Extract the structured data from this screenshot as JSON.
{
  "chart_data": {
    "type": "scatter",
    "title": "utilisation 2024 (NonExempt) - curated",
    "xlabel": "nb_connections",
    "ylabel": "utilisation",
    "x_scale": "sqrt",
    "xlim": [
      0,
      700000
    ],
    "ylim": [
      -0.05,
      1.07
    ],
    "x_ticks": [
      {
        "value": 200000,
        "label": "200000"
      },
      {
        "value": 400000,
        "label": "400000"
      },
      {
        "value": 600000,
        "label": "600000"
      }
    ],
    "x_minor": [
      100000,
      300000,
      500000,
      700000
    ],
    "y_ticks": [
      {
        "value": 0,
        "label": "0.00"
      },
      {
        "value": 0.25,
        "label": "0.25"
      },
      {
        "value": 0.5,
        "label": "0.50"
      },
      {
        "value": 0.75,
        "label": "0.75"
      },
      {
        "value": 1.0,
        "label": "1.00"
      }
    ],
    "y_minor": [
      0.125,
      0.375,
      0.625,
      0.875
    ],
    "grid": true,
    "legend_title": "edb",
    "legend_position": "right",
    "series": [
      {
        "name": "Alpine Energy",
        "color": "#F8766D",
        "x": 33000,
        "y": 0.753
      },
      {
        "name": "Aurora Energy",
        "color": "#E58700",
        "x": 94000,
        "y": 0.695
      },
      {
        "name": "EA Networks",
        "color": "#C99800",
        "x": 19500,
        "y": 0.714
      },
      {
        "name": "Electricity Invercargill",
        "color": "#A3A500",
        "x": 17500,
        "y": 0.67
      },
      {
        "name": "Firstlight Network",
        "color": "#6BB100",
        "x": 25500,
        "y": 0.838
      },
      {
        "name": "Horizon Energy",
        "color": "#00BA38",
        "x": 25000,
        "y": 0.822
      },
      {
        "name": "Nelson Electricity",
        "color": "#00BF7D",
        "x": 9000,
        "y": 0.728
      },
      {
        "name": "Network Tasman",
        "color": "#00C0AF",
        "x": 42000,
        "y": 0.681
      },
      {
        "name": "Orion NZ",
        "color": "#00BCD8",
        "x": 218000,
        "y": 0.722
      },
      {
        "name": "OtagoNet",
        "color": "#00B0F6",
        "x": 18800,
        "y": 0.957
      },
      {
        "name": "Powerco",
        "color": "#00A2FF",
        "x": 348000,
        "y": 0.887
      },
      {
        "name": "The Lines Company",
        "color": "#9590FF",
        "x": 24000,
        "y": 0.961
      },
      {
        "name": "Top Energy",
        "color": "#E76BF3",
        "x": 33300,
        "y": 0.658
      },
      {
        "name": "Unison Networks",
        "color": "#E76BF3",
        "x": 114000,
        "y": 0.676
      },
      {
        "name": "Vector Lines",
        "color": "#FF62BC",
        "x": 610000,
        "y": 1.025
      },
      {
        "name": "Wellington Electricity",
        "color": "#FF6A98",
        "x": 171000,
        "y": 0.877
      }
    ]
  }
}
◇ ◇ ◇ ◇
# [INSTRUCTIONS TO FOLLOW]
Collect each line holding the string "Networks".

# [SOLUTION TO THIS EXERCISE]
        "name": "EA Networks",
        "name": "Unison Networks",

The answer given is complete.